Written request:
Make an exact copy of all the records.
━━━ Dataset entries
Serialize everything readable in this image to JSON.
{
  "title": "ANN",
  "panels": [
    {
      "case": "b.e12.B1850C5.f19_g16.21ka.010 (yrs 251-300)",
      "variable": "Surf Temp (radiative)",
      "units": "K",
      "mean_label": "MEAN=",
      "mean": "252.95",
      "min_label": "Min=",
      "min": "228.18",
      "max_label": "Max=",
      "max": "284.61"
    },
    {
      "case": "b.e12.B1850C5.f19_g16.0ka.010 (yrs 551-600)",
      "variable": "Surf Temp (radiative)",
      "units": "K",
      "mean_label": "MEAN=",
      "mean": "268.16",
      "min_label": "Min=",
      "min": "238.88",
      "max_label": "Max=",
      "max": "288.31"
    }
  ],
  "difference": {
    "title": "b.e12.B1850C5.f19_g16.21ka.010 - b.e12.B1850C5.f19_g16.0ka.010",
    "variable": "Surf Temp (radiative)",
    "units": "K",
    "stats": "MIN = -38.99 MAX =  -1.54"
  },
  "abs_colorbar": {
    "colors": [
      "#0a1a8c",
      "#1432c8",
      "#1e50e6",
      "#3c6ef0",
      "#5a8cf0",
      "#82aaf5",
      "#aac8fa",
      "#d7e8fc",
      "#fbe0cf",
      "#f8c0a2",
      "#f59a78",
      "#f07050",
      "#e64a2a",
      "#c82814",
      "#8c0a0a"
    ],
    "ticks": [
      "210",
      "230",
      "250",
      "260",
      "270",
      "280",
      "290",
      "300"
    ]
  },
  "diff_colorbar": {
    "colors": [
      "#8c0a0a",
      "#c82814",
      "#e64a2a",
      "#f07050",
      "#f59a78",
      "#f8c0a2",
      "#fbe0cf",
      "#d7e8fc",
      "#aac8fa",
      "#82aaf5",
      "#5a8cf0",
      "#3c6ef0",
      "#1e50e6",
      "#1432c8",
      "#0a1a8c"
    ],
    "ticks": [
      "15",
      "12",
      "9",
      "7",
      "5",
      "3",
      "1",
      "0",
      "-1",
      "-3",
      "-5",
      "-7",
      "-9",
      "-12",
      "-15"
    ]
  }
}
━━━━━━
Result of this task:
Serialize everything readable in this image to JSON.
{
  "title": "ANN",
  "panels": [
    {
      "case": "b.e12.B1850C5.f19_g16.21ka.010 (yrs 251-300)",
      "variable": "Surf Temp (radiative)",
      "units": "K",
      "mean_label": "MEAN=",
      "mean": "252.95",
      "min_label": "Min=",
      "min": "228.18",
      "max_label": "Max=",
      "max": "284.61"
    },
    {
      "case": "b.e12.B1850C5.f19_g16.0ka.010 (yrs 551-600)",
      "variable": "Surf Temp (radiative)",
      "units": "K",
      "mean_label": "MEAN=",
      "mean": "268.16",
      "min_label": "Min=",
      "min": "238.88",
      "max_label": "Max=",
      "max": "288.31"
    }
  ],
  "difference": {
    "title": "b.e12.B1850C5.f19_g16.21ka.010 - b.e12.B1850C5.f19_g16.0ka.010",
    "variable": "Surf Temp (radiative)",
    "units": "K",
    "stats": "MIN = -38.99 MAX =  -1.54"
  },
  "abs_colorbar": {
    "colors": [
      "#0a1a8c",
      "#1432c8",
      "#1e50e6",
      "#3c6ef0",
      "#5a8cf0",
      "#82aaf5",
      "#aac8fa",
      "#d7e8fc",
      "#fbe0cf",
      "#f8c0a2",
      "#f59a78",
      "#f07050",
      "#e64a2a",
      "#c82814",
      "#8c0a0a"
    ],
    "ticks": [
      "210",
      "230",
      "250",
      "260",
      "270",
      "280",
      "290",
      "300"
    ]
  },
  "diff_colorbar": {
    "colors": [
      "#8c0a0a",
      "#c82814",
      "#e64a2a",
      "#f07050",
      "#f59a78",
      "#f8c0a2",
      "#fbe0cf",
      "#d7e8fc",
      "#aac8fa",
      "#82aaf5",
      "#5a8cf0",
      "#3c6ef0",
      "#1e50e6",
      "#1432c8",
      "#0a1a8c"
    ],
    "ticks": [
      "15",
      "12",
      "9",
      "7",
      "5",
      "3",
      "1",
      "0",
      "-1",
      "-3",
      "-5",
      "-7",
      "-9",
      "-12",
      "-15"
    ]
  }
}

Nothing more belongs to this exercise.